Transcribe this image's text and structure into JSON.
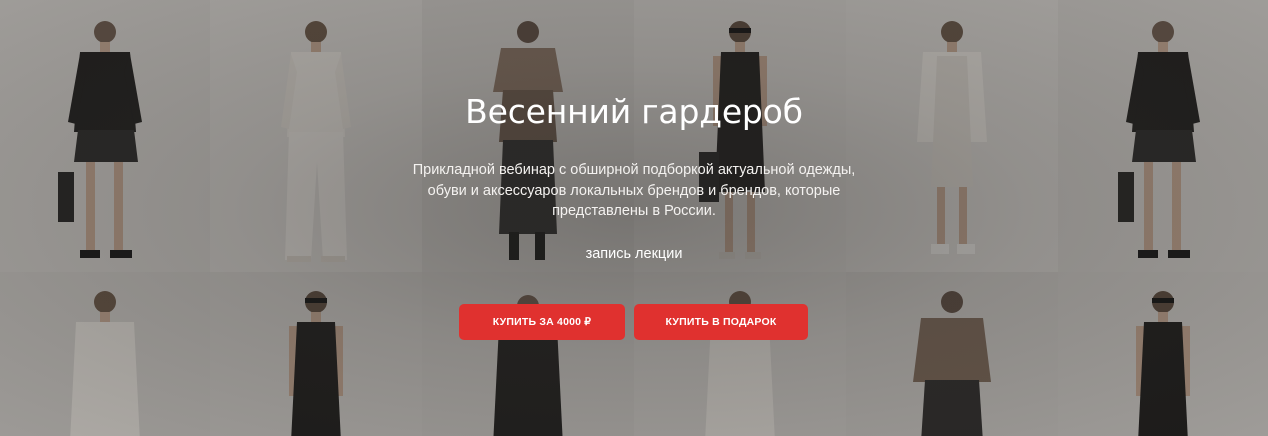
{
  "hero": {
    "title": "Весенний гардероб",
    "description": "Прикладной вебинар с обширной подборкой актуальной одежды, обуви и аксессуаров локальных брендов и брендов, которые представлены в России.",
    "subtitle": "запись лекции",
    "buy_button_label": "КУПИТЬ ЗА 4000 ₽",
    "gift_button_label": "КУПИТЬ В ПОДАРОК"
  },
  "colors": {
    "accent": "#e0312f",
    "text": "#ffffff",
    "background": "#d9d6d2"
  }
}
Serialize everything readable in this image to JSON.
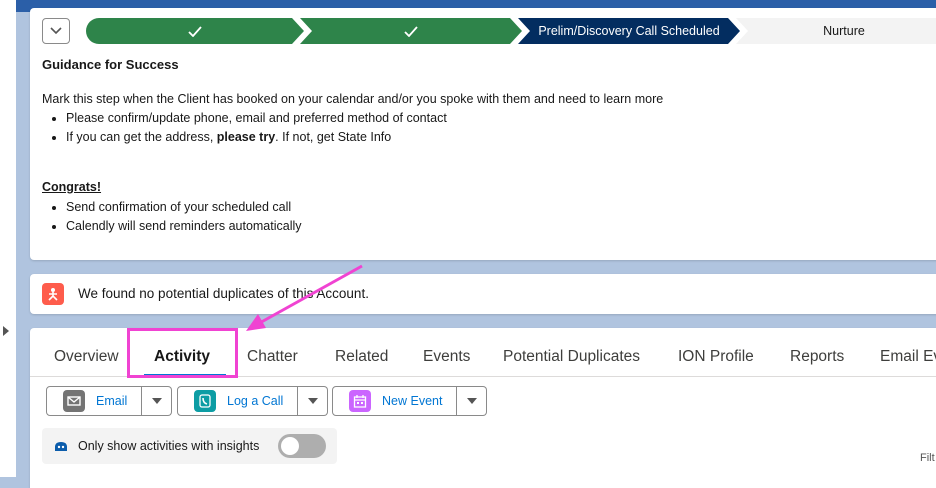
{
  "path": {
    "stages": [
      {
        "label": "",
        "status": "complete"
      },
      {
        "label": "",
        "status": "complete"
      },
      {
        "label": "Prelim/Discovery Call Scheduled",
        "status": "current"
      },
      {
        "label": "Nurture",
        "status": "incomplete"
      }
    ]
  },
  "guidance": {
    "title": "Guidance for Success",
    "intro": "Mark this step when the Client has booked on your calendar and/or you spoke with them and need to learn more",
    "bullet1": "Please confirm/update phone, email and preferred method of contact",
    "bullet2_pre": "If you can get the address, ",
    "bullet2_bold": "please try",
    "bullet2_post": ". If not, get State Info",
    "congrats_title": "Congrats!",
    "congrats_bullet1": "Send confirmation of your scheduled call",
    "congrats_bullet2": "Calendly will send reminders automatically"
  },
  "duplicates": {
    "message": "We found no potential duplicates of this Account."
  },
  "tabs": [
    {
      "label": "Overview"
    },
    {
      "label": "Activity",
      "active": true
    },
    {
      "label": "Chatter"
    },
    {
      "label": "Related"
    },
    {
      "label": "Events"
    },
    {
      "label": "Potential Duplicates"
    },
    {
      "label": "ION Profile"
    },
    {
      "label": "Reports"
    },
    {
      "label": "Email Ev"
    }
  ],
  "actions": {
    "email": "Email",
    "log_call": "Log a Call",
    "new_event": "New Event"
  },
  "insights": {
    "label": "Only show activities with insights",
    "enabled": false
  },
  "filter_text": "Filt",
  "colors": {
    "complete_stage": "#2e844a",
    "current_stage": "#032d60",
    "email_icon": "#747474",
    "call_icon": "#0d9da4",
    "event_icon": "#cb65ff",
    "duplicate_icon": "#fe5c4c",
    "annotation": "#f043d2"
  }
}
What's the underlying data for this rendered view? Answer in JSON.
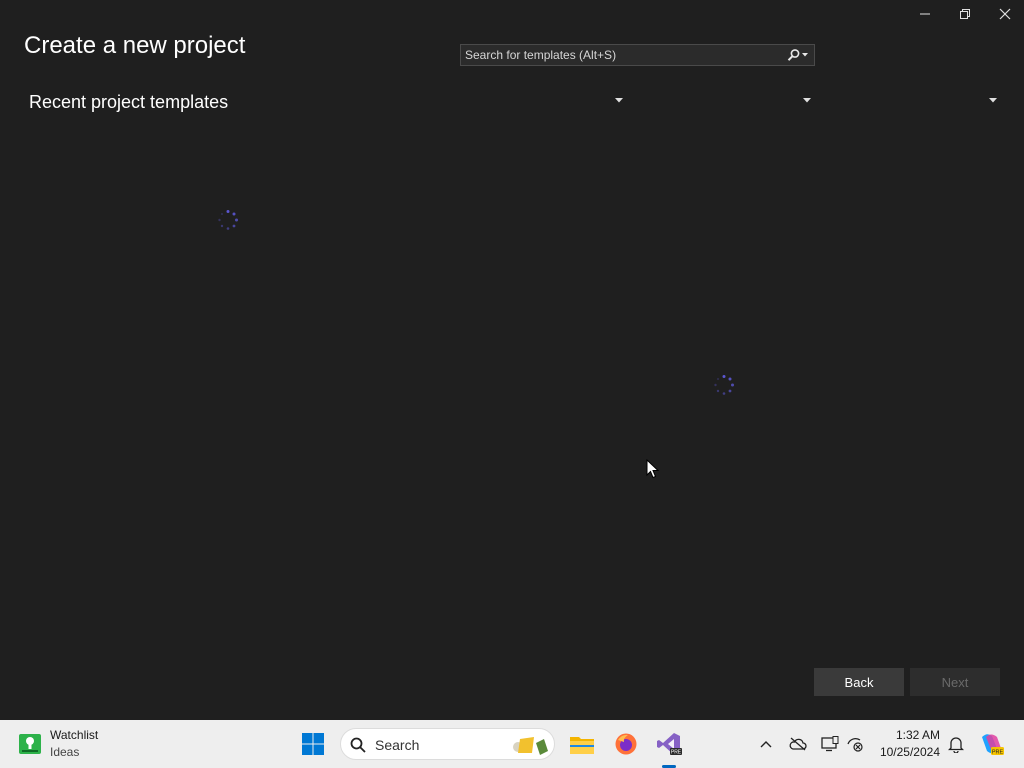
{
  "window": {
    "title": "Create a new project",
    "controls": [
      "minimize-icon",
      "restore-icon",
      "close-icon"
    ]
  },
  "search": {
    "placeholder": "Search for templates (Alt+S)",
    "value": "",
    "icon": "search-icon"
  },
  "recent": {
    "heading": "Recent project templates"
  },
  "filters": {
    "dropdowns": [
      {
        "icon": "chevron-down-icon",
        "value": ""
      },
      {
        "icon": "chevron-down-icon",
        "value": ""
      },
      {
        "icon": "chevron-down-icon",
        "value": ""
      }
    ]
  },
  "loading": {
    "spinner_color": "#5b57d1"
  },
  "footer": {
    "back_label": "Back",
    "next_label": "Next"
  },
  "taskbar": {
    "weather": {
      "title": "Watchlist",
      "subtitle": "Ideas",
      "icon": "stock-chart-icon"
    },
    "search_label": "Search",
    "pinned": [
      "windows-start-icon",
      "search-icon",
      "file-explorer-icon",
      "firefox-icon",
      "visual-studio-preview-icon"
    ],
    "tray_icons": [
      "chevron-up-icon",
      "onedrive-offline-icon",
      "display-icon",
      "network-disconnected-icon"
    ],
    "clock": {
      "time": "1:32 AM",
      "date": "10/25/2024"
    },
    "notification_icon": "bell-icon",
    "copilot_icon": "copilot-icon"
  },
  "colors": {
    "background": "#1f1f1f",
    "accent": "#5b57d1",
    "taskbar": "#eeeeee"
  }
}
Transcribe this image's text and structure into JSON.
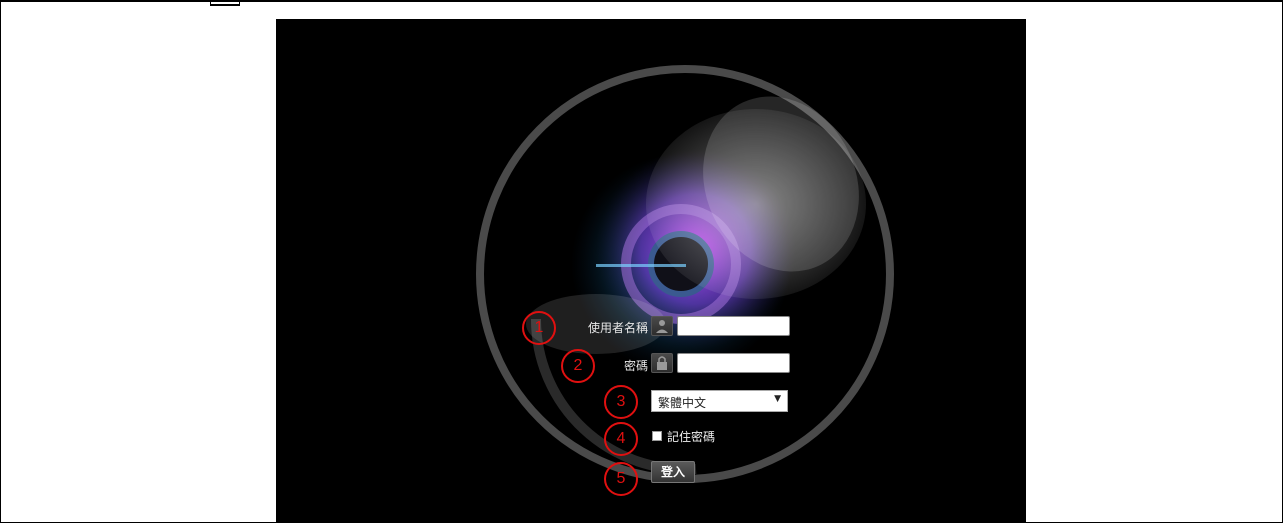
{
  "login": {
    "username_label": "使用者名稱",
    "password_label": "密碼",
    "language_value": "繁體中文",
    "remember_label": "記住密碼",
    "login_button": "登入"
  },
  "callouts": [
    "1",
    "2",
    "3",
    "4",
    "5"
  ],
  "icons": {
    "username": "user-icon",
    "password": "lock-icon",
    "dropdown": "chevron-down-icon"
  },
  "colors": {
    "callout": "#e01010",
    "panel_bg": "#000000"
  }
}
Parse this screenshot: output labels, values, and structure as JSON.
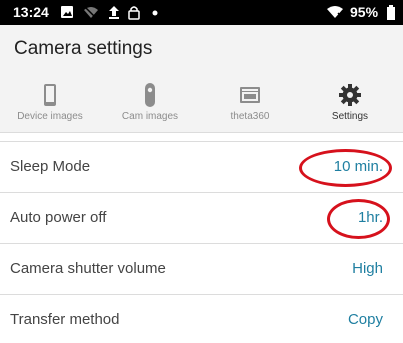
{
  "status_bar": {
    "time": "13:24",
    "battery": "95%",
    "icons": [
      "image-icon",
      "wifi-off-icon",
      "upload-icon",
      "lock-icon",
      "dot-icon",
      "wifi-icon",
      "battery-icon"
    ]
  },
  "header": {
    "title": "Camera settings"
  },
  "tabs": [
    {
      "label": "Device images",
      "icon": "phone-icon",
      "active": false
    },
    {
      "label": "Cam images",
      "icon": "camera-device-icon",
      "active": false
    },
    {
      "label": "theta360",
      "icon": "panorama-icon",
      "active": false
    },
    {
      "label": "Settings",
      "icon": "gear-icon",
      "active": true
    }
  ],
  "settings": [
    {
      "label": "Sleep Mode",
      "value": "10 min.",
      "highlighted": true
    },
    {
      "label": "Auto power off",
      "value": "1hr.",
      "highlighted": true
    },
    {
      "label": "Camera shutter volume",
      "value": "High",
      "highlighted": false
    },
    {
      "label": "Transfer method",
      "value": "Copy",
      "highlighted": false
    }
  ],
  "colors": {
    "accent": "#1f7fa1",
    "highlight": "#d6111c",
    "header_bg": "#f3f3f3",
    "status_bar_bg": "#000000"
  }
}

_____

## [Exercise]
Quote each line of the listing exactly, but leave the pictures out.

## [Solution for this problem]
Transcribe this image's text and structure into JSON.
{
  "hero": {
    "title": "Весенний гардероб",
    "description": "Прикладной вебинар с обширной подборкой актуальной одежды, обуви и аксессуаров локальных брендов и брендов, которые представлены в России.",
    "subtitle": "запись лекции",
    "buy_button_label": "КУПИТЬ ЗА 4000 ₽",
    "gift_button_label": "КУПИТЬ В ПОДАРОК"
  },
  "colors": {
    "accent": "#e0312f",
    "text": "#ffffff",
    "background": "#d9d6d2"
  }
}
Serialize everything readable in this image to JSON.
{
  "path": {
    "stages": [
      {
        "label": "",
        "status": "complete"
      },
      {
        "label": "",
        "status": "complete"
      },
      {
        "label": "Prelim/Discovery Call Scheduled",
        "status": "current"
      },
      {
        "label": "Nurture",
        "status": "incomplete"
      }
    ]
  },
  "guidance": {
    "title": "Guidance for Success",
    "intro": "Mark this step when the Client has booked on your calendar and/or you spoke with them and need to learn more",
    "bullet1": "Please confirm/update phone, email and preferred method of contact",
    "bullet2_pre": "If you can get the address, ",
    "bullet2_bold": "please try",
    "bullet2_post": ". If not, get State Info",
    "congrats_title": "Congrats!",
    "congrats_bullet1": "Send confirmation of your scheduled call",
    "congrats_bullet2": "Calendly will send reminders automatically"
  },
  "duplicates": {
    "message": "We found no potential duplicates of this Account."
  },
  "tabs": [
    {
      "label": "Overview"
    },
    {
      "label": "Activity",
      "active": true
    },
    {
      "label": "Chatter"
    },
    {
      "label": "Related"
    },
    {
      "label": "Events"
    },
    {
      "label": "Potential Duplicates"
    },
    {
      "label": "ION Profile"
    },
    {
      "label": "Reports"
    },
    {
      "label": "Email Ev"
    }
  ],
  "actions": {
    "email": "Email",
    "log_call": "Log a Call",
    "new_event": "New Event"
  },
  "insights": {
    "label": "Only show activities with insights",
    "enabled": false
  },
  "filter_text": "Filt",
  "colors": {
    "complete_stage": "#2e844a",
    "current_stage": "#032d60",
    "email_icon": "#747474",
    "call_icon": "#0d9da4",
    "event_icon": "#cb65ff",
    "duplicate_icon": "#fe5c4c",
    "annotation": "#f043d2"
  }
}
What's the underlying data for this rendered view? Answer in JSON.
{
  "window": {
    "title": "Create a new project",
    "controls": [
      "minimize-icon",
      "restore-icon",
      "close-icon"
    ]
  },
  "search": {
    "placeholder": "Search for templates (Alt+S)",
    "value": "",
    "icon": "search-icon"
  },
  "recent": {
    "heading": "Recent project templates"
  },
  "filters": {
    "dropdowns": [
      {
        "icon": "chevron-down-icon",
        "value": ""
      },
      {
        "icon": "chevron-down-icon",
        "value": ""
      },
      {
        "icon": "chevron-down-icon",
        "value": ""
      }
    ]
  },
  "loading": {
    "spinner_color": "#5b57d1"
  },
  "footer": {
    "back_label": "Back",
    "next_label": "Next"
  },
  "taskbar": {
    "weather": {
      "title": "Watchlist",
      "subtitle": "Ideas",
      "icon": "stock-chart-icon"
    },
    "search_label": "Search",
    "pinned": [
      "windows-start-icon",
      "search-icon",
      "file-explorer-icon",
      "firefox-icon",
      "visual-studio-preview-icon"
    ],
    "tray_icons": [
      "chevron-up-icon",
      "onedrive-offline-icon",
      "display-icon",
      "network-disconnected-icon"
    ],
    "clock": {
      "time": "1:32 AM",
      "date": "10/25/2024"
    },
    "notification_icon": "bell-icon",
    "copilot_icon": "copilot-icon"
  },
  "colors": {
    "background": "#1f1f1f",
    "accent": "#5b57d1",
    "taskbar": "#eeeeee"
  }
}
Transcribe this image's text and structure into JSON.
{
  "login": {
    "username_label": "使用者名稱",
    "password_label": "密碼",
    "language_value": "繁體中文",
    "remember_label": "記住密碼",
    "login_button": "登入"
  },
  "callouts": [
    "1",
    "2",
    "3",
    "4",
    "5"
  ],
  "icons": {
    "username": "user-icon",
    "password": "lock-icon",
    "dropdown": "chevron-down-icon"
  },
  "colors": {
    "callout": "#e01010",
    "panel_bg": "#000000"
  }
}
Parse this screenshot: output labels, values, and structure as JSON.
{
  "status_bar": {
    "time": "13:24",
    "battery": "95%",
    "icons": [
      "image-icon",
      "wifi-off-icon",
      "upload-icon",
      "lock-icon",
      "dot-icon",
      "wifi-icon",
      "battery-icon"
    ]
  },
  "header": {
    "title": "Camera settings"
  },
  "tabs": [
    {
      "label": "Device images",
      "icon": "phone-icon",
      "active": false
    },
    {
      "label": "Cam images",
      "icon": "camera-device-icon",
      "active": false
    },
    {
      "label": "theta360",
      "icon": "panorama-icon",
      "active": false
    },
    {
      "label": "Settings",
      "icon": "gear-icon",
      "active": true
    }
  ],
  "settings": [
    {
      "label": "Sleep Mode",
      "value": "10 min.",
      "highlighted": true
    },
    {
      "label": "Auto power off",
      "value": "1hr.",
      "highlighted": true
    },
    {
      "label": "Camera shutter volume",
      "value": "High",
      "highlighted": false
    },
    {
      "label": "Transfer method",
      "value": "Copy",
      "highlighted": false
    }
  ],
  "colors": {
    "accent": "#1f7fa1",
    "highlight": "#d6111c",
    "header_bg": "#f3f3f3",
    "status_bar_bg": "#000000"
  }
}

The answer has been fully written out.